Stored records

==*==

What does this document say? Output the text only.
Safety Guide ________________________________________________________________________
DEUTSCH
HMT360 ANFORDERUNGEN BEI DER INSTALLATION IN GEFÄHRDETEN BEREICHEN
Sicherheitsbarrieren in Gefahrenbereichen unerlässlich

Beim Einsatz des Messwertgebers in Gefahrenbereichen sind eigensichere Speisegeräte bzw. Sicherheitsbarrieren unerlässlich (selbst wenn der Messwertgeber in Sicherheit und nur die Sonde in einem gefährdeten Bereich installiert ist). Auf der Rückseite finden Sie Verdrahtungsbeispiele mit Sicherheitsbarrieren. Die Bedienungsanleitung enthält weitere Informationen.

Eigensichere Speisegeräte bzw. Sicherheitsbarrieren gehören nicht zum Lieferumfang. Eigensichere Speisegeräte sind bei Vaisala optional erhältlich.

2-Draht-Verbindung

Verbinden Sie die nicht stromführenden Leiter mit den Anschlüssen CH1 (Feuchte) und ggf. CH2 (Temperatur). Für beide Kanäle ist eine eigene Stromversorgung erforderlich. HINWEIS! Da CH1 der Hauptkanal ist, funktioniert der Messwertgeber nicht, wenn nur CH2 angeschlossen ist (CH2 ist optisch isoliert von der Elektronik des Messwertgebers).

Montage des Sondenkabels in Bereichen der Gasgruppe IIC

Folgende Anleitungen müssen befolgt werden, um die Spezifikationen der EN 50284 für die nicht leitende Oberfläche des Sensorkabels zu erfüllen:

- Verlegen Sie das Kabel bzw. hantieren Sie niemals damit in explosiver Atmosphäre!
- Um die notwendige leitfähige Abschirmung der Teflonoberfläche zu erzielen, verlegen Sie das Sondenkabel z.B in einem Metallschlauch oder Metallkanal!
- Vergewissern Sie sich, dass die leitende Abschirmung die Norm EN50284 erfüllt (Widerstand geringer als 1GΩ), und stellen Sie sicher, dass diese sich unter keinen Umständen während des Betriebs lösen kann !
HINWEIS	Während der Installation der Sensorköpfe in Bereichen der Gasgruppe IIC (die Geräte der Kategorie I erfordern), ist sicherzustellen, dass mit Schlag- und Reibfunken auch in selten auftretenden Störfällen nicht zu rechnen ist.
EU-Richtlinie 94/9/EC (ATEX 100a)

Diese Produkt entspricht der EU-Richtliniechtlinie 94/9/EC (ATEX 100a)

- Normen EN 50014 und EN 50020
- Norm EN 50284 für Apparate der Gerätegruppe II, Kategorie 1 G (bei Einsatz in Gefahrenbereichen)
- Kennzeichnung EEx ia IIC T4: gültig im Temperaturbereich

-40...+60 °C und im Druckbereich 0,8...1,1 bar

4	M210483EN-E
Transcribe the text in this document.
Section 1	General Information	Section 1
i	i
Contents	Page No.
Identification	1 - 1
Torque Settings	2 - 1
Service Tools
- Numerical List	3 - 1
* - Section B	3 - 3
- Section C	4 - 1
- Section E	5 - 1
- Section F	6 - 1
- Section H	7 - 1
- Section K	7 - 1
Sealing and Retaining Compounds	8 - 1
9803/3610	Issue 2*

==*==

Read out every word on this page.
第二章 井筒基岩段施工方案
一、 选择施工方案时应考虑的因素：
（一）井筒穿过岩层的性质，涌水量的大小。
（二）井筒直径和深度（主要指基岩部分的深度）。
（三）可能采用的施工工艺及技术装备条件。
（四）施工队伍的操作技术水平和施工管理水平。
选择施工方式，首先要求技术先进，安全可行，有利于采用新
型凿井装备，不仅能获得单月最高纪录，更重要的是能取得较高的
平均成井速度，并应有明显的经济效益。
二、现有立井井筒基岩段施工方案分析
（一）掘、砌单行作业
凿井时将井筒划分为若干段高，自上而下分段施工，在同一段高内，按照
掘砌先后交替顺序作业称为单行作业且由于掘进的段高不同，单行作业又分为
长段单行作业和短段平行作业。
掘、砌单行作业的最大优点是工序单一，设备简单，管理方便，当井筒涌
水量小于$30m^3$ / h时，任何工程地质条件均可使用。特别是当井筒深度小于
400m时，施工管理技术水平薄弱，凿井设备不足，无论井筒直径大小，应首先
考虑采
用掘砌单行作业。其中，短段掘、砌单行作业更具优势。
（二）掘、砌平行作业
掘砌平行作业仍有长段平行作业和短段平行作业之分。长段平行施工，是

==*==

■ Problem description
Give the count of lines in the listing that hold the word "ATEX", with no other text.

■ Reply
2